● Short problem:
Reproduce the records below exactly, leaving out any pictures.

● Provided records:

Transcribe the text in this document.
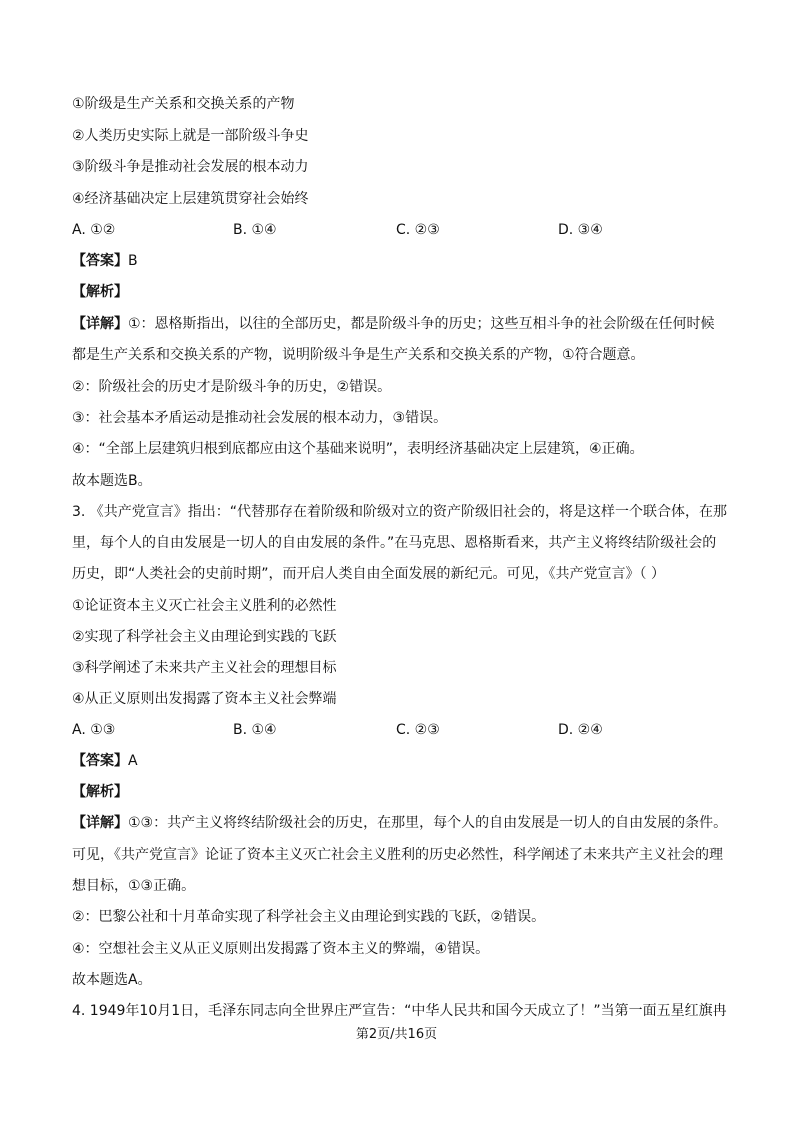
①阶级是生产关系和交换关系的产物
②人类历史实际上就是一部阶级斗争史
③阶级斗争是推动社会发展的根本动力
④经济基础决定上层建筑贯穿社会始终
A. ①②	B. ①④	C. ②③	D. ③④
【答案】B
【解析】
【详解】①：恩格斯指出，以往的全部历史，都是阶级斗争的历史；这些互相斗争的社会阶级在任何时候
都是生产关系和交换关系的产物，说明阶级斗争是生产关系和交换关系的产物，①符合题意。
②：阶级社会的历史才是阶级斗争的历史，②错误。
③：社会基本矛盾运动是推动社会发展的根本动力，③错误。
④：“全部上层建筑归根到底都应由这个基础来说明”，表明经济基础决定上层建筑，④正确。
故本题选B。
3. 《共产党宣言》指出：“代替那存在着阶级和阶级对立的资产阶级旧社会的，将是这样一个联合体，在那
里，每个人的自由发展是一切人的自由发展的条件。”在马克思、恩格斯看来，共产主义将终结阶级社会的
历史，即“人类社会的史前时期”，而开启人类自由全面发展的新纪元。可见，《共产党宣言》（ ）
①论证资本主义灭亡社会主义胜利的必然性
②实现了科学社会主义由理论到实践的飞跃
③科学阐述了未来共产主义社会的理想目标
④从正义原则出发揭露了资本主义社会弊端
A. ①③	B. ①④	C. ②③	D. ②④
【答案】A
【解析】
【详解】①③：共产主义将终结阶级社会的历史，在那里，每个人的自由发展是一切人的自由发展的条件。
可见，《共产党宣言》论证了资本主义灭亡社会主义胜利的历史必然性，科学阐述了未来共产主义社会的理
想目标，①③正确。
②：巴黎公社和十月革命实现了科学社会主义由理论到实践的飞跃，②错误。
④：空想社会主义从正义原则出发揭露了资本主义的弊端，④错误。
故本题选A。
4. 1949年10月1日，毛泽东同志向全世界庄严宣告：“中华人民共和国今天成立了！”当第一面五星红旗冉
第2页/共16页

● The result:
Transcribe the text in this document.
①阶级是生产关系和交换关系的产物
②人类历史实际上就是一部阶级斗争史
③阶级斗争是推动社会发展的根本动力
④经济基础决定上层建筑贯穿社会始终
A. ①②	B. ①④	C. ②③	D. ③④
【答案】B
【解析】
【详解】①：恩格斯指出，以往的全部历史，都是阶级斗争的历史；这些互相斗争的社会阶级在任何时候
都是生产关系和交换关系的产物，说明阶级斗争是生产关系和交换关系的产物，①符合题意。
②：阶级社会的历史才是阶级斗争的历史，②错误。
③：社会基本矛盾运动是推动社会发展的根本动力，③错误。
④：“全部上层建筑归根到底都应由这个基础来说明”，表明经济基础决定上层建筑，④正确。
故本题选B。
3. 《共产党宣言》指出：“代替那存在着阶级和阶级对立的资产阶级旧社会的，将是这样一个联合体，在那
里，每个人的自由发展是一切人的自由发展的条件。”在马克思、恩格斯看来，共产主义将终结阶级社会的
历史，即“人类社会的史前时期”，而开启人类自由全面发展的新纪元。可见，《共产党宣言》（ ）
①论证资本主义灭亡社会主义胜利的必然性
②实现了科学社会主义由理论到实践的飞跃
③科学阐述了未来共产主义社会的理想目标
④从正义原则出发揭露了资本主义社会弊端
A. ①③	B. ①④	C. ②③	D. ②④
【答案】A
【解析】
【详解】①③：共产主义将终结阶级社会的历史，在那里，每个人的自由发展是一切人的自由发展的条件。
可见，《共产党宣言》论证了资本主义灭亡社会主义胜利的历史必然性，科学阐述了未来共产主义社会的理
想目标，①③正确。
②：巴黎公社和十月革命实现了科学社会主义由理论到实践的飞跃，②错误。
④：空想社会主义从正义原则出发揭露了资本主义的弊端，④错误。
故本题选A。
4. 1949年10月1日，毛泽东同志向全世界庄严宣告：“中华人民共和国今天成立了！”当第一面五星红旗冉
第2页/共16页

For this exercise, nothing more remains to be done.